▶ _Stored data_

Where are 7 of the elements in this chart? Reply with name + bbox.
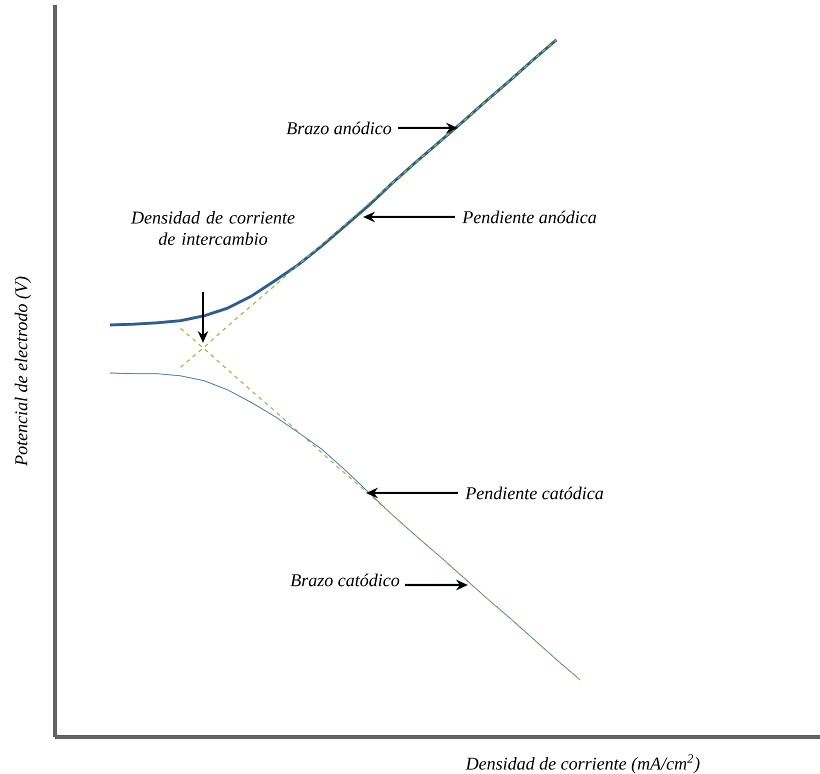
y-axis-title: Potencial de electrodo (V) xyxy=(14,276,32,466)
annotation: Pendiente anódica xyxy=(462,210,596,224)
annotation: Densidad de corriente de intercambio xyxy=(130,210,295,245)
x-axis-title: Densidad de corriente (mA/cm$^{2}$) xyxy=(465,754,700,774)
annotation: Pendiente catódica xyxy=(465,486,604,500)
annotation: Brazo catódico xyxy=(290,574,400,586)
annotation: Brazo anódico xyxy=(286,122,392,134)
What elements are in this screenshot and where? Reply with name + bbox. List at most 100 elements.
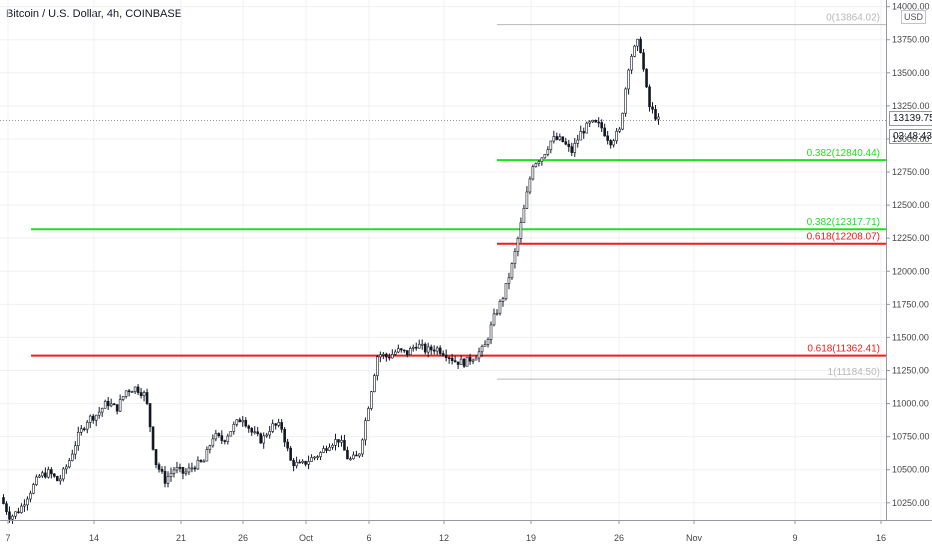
- candle-body: [618, 128, 621, 132]
- candle-body: [349, 458, 352, 461]
- candle-body: [382, 353, 385, 356]
- candle-body: [322, 448, 325, 453]
- candle-body: [373, 375, 376, 393]
- candle-body: [543, 154, 547, 159]
- candle-body: [190, 467, 194, 470]
- candle-body: [459, 358, 463, 365]
- candle-body: [462, 358, 466, 367]
- candle-body: [136, 386, 140, 393]
- candle-body: [29, 492, 32, 500]
- fib-label: 0.618(12208.07): [807, 232, 880, 243]
- candle-body: [492, 313, 496, 326]
- candle-body: [274, 423, 277, 426]
- candle-body: [256, 431, 260, 435]
- candle-body: [286, 441, 289, 449]
- candle-body: [124, 390, 128, 397]
- candle-body: [211, 438, 215, 447]
- candle-body: [91, 415, 95, 421]
- candle-body: [268, 431, 271, 436]
- candle-body: [645, 68, 648, 88]
- candle-body: [226, 435, 230, 442]
- price-axis: 10250.00 10500.00 10750.00 11000.00 11250.00…: [886, 2, 930, 508]
- candle-body: [244, 420, 248, 427]
- y-tick-label: 10500.00: [892, 465, 930, 475]
- candle-body: [65, 466, 68, 470]
- candle-body: [465, 356, 469, 367]
- candle-body: [636, 38, 639, 47]
- candle-body: [67, 460, 71, 468]
- candle-body: [612, 140, 615, 146]
- candle-body: [169, 472, 173, 477]
- candle-body: [130, 391, 134, 393]
- candle-body: [118, 399, 122, 412]
- y-tick-label: 12250.00: [892, 233, 930, 243]
- candle-body: [316, 456, 319, 458]
- candle-body: [253, 431, 257, 434]
- candle-body: [298, 461, 301, 464]
- fib-label: 1(11184.50): [828, 367, 880, 378]
- candle-body: [394, 351, 397, 355]
- candle-body: [139, 392, 143, 397]
- candle-body: [396, 348, 400, 353]
- candle-body: [304, 460, 307, 465]
- y-tick-label: 10750.00: [892, 432, 930, 442]
- y-tick-label: 12000.00: [892, 266, 930, 276]
- candle-body: [426, 346, 430, 353]
- candle-body: [292, 459, 295, 467]
- candle-body: [44, 472, 47, 478]
- candle-body: [319, 452, 322, 457]
- candle-body: [62, 468, 65, 480]
- x-tick-label: Nov: [686, 533, 703, 543]
- candle-body: [115, 404, 119, 412]
- candle-body: [340, 440, 343, 443]
- candle-body: [17, 511, 20, 514]
- y-tick-label: 14000.00: [892, 2, 930, 12]
- candle-body: [310, 457, 313, 462]
- candle-body: [537, 161, 541, 164]
- candle-body: [606, 135, 609, 141]
- x-tick-label: 6: [366, 533, 371, 543]
- fib-label: 0.618(11362.41): [807, 344, 880, 355]
- candles: [2, 36, 660, 524]
- y-tick-label: 10250.00: [892, 498, 930, 508]
- candle-body: [73, 445, 77, 455]
- candle-body: [47, 469, 50, 478]
- candle-body: [181, 467, 185, 474]
- candle-body: [112, 403, 116, 406]
- candle-body: [642, 52, 645, 70]
- candle-body: [14, 511, 17, 517]
- fib-levels: 0(13864.02) 0.382(12840.44) 0.382(12317.71…: [0, 13, 886, 380]
- candle-body: [20, 505, 23, 513]
- fib-label: 0(13864.02): [826, 13, 880, 24]
- candle-body: [41, 472, 44, 477]
- candle-body: [331, 445, 334, 448]
- candle-body: [615, 130, 618, 142]
- candle-body: [313, 456, 316, 459]
- candle-body: [420, 343, 424, 346]
- candle-body: [259, 433, 263, 444]
- candle-body: [630, 56, 633, 71]
- candle-body: [238, 419, 242, 423]
- candle-body: [151, 426, 155, 450]
- currency-button[interactable]: USD: [901, 10, 927, 24]
- x-tick-label: 26: [614, 533, 624, 543]
- candle-body: [154, 449, 158, 465]
- candle-body: [148, 403, 152, 428]
- y-tick-label: 11500.00: [892, 332, 929, 342]
- candle-body: [193, 467, 197, 470]
- candle-body: [355, 454, 358, 457]
- candle-body: [573, 143, 577, 153]
- last-price-badge: 13139.75: [889, 111, 932, 126]
- candle-body: [561, 136, 565, 143]
- x-tick-label: 12: [439, 533, 449, 543]
- candle-body: [247, 425, 251, 429]
- candle-body: [468, 356, 472, 362]
- candle-body: [205, 449, 209, 462]
- candle-body: [540, 157, 544, 162]
- candle-body: [5, 503, 8, 513]
- candle-body: [639, 38, 642, 54]
- time-axis: 7 14 21 26 Oct 6 12 19 26 Nov 9 16: [5, 520, 886, 543]
- candle-body: [127, 390, 131, 393]
- candle-body: [232, 424, 236, 432]
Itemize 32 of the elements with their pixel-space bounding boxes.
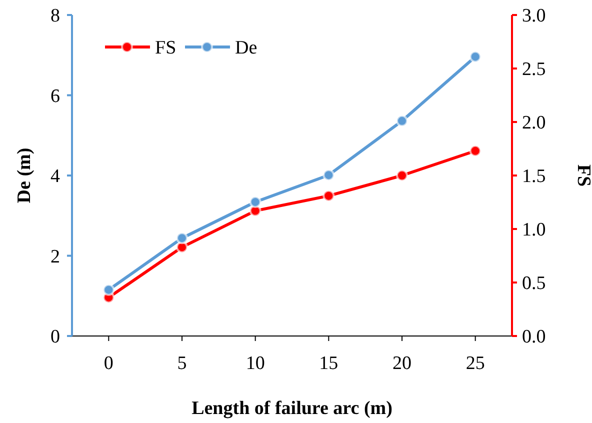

▶ _Stated task_
Pick out each line in the data above that contains the string "tick" and copy it.

▶ _Output below_
- y-tick-label: 10500.00: [892, 465, 930, 475]
- y-tick-label: 12250.00: [892, 233, 930, 243]
- y-tick-label: 10750.00: [892, 432, 930, 442]
- y-tick-label: 12000.00: [892, 266, 930, 276]
- x-tick-label: Nov: [686, 533, 703, 543]
- y-tick-label: 14000.00: [892, 2, 930, 12]
- x-tick-label: 6: [366, 533, 371, 543]
- y-tick-label: 10250.00: [892, 498, 930, 508]
- x-tick-label: 26: [614, 533, 624, 543]
- y-tick-label: 11500.00: [892, 332, 929, 342]
- x-tick-label: 12: [439, 533, 449, 543]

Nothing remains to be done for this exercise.